• [Brief] Below are entries. Pull out all lines containing "artikla".

• [Records shown]

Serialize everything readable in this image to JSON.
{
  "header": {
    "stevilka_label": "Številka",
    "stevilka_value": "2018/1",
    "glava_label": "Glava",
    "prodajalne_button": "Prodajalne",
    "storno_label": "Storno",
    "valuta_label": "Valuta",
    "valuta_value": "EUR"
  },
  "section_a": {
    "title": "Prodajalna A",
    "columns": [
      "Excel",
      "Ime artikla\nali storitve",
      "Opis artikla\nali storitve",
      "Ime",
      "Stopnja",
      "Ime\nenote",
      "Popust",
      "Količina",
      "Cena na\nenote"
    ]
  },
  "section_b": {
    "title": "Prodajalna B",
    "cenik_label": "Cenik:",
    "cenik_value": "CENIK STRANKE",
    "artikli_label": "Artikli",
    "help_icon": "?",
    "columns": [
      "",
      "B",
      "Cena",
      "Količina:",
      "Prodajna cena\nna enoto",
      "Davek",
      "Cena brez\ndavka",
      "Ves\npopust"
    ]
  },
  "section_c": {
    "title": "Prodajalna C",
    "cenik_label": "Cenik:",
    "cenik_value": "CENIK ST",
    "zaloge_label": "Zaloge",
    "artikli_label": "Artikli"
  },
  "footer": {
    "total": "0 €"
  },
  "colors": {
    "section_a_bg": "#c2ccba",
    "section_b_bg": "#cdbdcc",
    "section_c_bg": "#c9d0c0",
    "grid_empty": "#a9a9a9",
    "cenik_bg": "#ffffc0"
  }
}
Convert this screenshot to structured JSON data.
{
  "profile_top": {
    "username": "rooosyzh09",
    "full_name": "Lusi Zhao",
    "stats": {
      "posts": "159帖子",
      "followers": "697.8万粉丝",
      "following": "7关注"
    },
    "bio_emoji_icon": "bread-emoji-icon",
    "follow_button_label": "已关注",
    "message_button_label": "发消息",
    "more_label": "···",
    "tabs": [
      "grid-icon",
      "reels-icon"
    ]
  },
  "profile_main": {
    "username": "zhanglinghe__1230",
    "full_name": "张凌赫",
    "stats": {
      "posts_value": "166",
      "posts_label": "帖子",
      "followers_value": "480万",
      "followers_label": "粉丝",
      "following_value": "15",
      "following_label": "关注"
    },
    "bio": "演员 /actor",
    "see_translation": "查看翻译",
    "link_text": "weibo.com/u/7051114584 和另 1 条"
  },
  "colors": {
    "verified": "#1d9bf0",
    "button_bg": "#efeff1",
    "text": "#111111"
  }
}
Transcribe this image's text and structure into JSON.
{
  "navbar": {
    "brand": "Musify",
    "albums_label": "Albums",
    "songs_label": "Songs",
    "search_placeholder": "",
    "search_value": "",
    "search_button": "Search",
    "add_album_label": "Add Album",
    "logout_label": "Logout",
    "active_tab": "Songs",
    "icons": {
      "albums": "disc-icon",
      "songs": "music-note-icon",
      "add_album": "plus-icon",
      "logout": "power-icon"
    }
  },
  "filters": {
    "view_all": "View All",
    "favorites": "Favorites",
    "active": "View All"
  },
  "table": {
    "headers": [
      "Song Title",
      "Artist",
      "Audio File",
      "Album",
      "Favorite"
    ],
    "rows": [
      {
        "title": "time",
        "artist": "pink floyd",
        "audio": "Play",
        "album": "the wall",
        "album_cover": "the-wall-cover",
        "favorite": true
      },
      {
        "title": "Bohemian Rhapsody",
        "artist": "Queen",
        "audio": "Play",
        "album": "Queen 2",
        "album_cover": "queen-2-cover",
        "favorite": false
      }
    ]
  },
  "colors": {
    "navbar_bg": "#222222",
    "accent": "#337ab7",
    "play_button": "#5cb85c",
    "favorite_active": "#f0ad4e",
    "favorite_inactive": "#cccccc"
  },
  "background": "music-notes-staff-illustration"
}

• [Result of the exercise]
      "Ime artikla\nali storitve",
      "Opis artikla\nali storitve",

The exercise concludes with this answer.